→ **Exercise material**
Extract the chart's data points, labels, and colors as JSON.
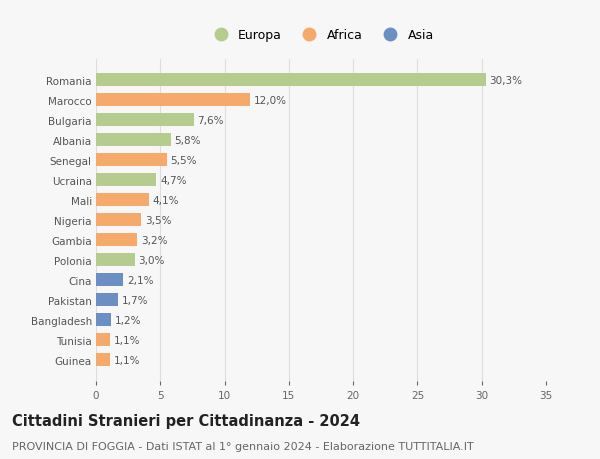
{
  "countries": [
    "Romania",
    "Marocco",
    "Bulgaria",
    "Albania",
    "Senegal",
    "Ucraina",
    "Mali",
    "Nigeria",
    "Gambia",
    "Polonia",
    "Cina",
    "Pakistan",
    "Bangladesh",
    "Tunisia",
    "Guinea"
  ],
  "values": [
    30.3,
    12.0,
    7.6,
    5.8,
    5.5,
    4.7,
    4.1,
    3.5,
    3.2,
    3.0,
    2.1,
    1.7,
    1.2,
    1.1,
    1.1
  ],
  "labels": [
    "30,3%",
    "12,0%",
    "7,6%",
    "5,8%",
    "5,5%",
    "4,7%",
    "4,1%",
    "3,5%",
    "3,2%",
    "3,0%",
    "2,1%",
    "1,7%",
    "1,2%",
    "1,1%",
    "1,1%"
  ],
  "continents": [
    "Europa",
    "Africa",
    "Europa",
    "Europa",
    "Africa",
    "Europa",
    "Africa",
    "Africa",
    "Africa",
    "Europa",
    "Asia",
    "Asia",
    "Asia",
    "Africa",
    "Africa"
  ],
  "colors": {
    "Europa": "#b5cc8e",
    "Africa": "#f5a96a",
    "Asia": "#6b8fc2"
  },
  "xlim": [
    0,
    35
  ],
  "xticks": [
    0,
    5,
    10,
    15,
    20,
    25,
    30,
    35
  ],
  "title": "Cittadini Stranieri per Cittadinanza - 2024",
  "subtitle": "PROVINCIA DI FOGGIA - Dati ISTAT al 1° gennaio 2024 - Elaborazione TUTTITALIA.IT",
  "background_color": "#f7f7f7",
  "grid_color": "#dddddd",
  "bar_height": 0.65,
  "title_fontsize": 10.5,
  "subtitle_fontsize": 8,
  "label_fontsize": 7.5,
  "tick_fontsize": 7.5,
  "legend_fontsize": 9
}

→ **Task statement**
All entries must be written out again exactly as given, with no pictures in the copy.

→ **Task response**
Extract the chart's data points, labels, and colors as JSON.
{
  "countries": [
    "Romania",
    "Marocco",
    "Bulgaria",
    "Albania",
    "Senegal",
    "Ucraina",
    "Mali",
    "Nigeria",
    "Gambia",
    "Polonia",
    "Cina",
    "Pakistan",
    "Bangladesh",
    "Tunisia",
    "Guinea"
  ],
  "values": [
    30.3,
    12.0,
    7.6,
    5.8,
    5.5,
    4.7,
    4.1,
    3.5,
    3.2,
    3.0,
    2.1,
    1.7,
    1.2,
    1.1,
    1.1
  ],
  "labels": [
    "30,3%",
    "12,0%",
    "7,6%",
    "5,8%",
    "5,5%",
    "4,7%",
    "4,1%",
    "3,5%",
    "3,2%",
    "3,0%",
    "2,1%",
    "1,7%",
    "1,2%",
    "1,1%",
    "1,1%"
  ],
  "continents": [
    "Europa",
    "Africa",
    "Europa",
    "Europa",
    "Africa",
    "Europa",
    "Africa",
    "Africa",
    "Africa",
    "Europa",
    "Asia",
    "Asia",
    "Asia",
    "Africa",
    "Africa"
  ],
  "colors": {
    "Europa": "#b5cc8e",
    "Africa": "#f5a96a",
    "Asia": "#6b8fc2"
  },
  "xlim": [
    0,
    35
  ],
  "xticks": [
    0,
    5,
    10,
    15,
    20,
    25,
    30,
    35
  ],
  "title": "Cittadini Stranieri per Cittadinanza - 2024",
  "subtitle": "PROVINCIA DI FOGGIA - Dati ISTAT al 1° gennaio 2024 - Elaborazione TUTTITALIA.IT",
  "background_color": "#f7f7f7",
  "grid_color": "#dddddd",
  "bar_height": 0.65,
  "title_fontsize": 10.5,
  "subtitle_fontsize": 8,
  "label_fontsize": 7.5,
  "tick_fontsize": 7.5,
  "legend_fontsize": 9
}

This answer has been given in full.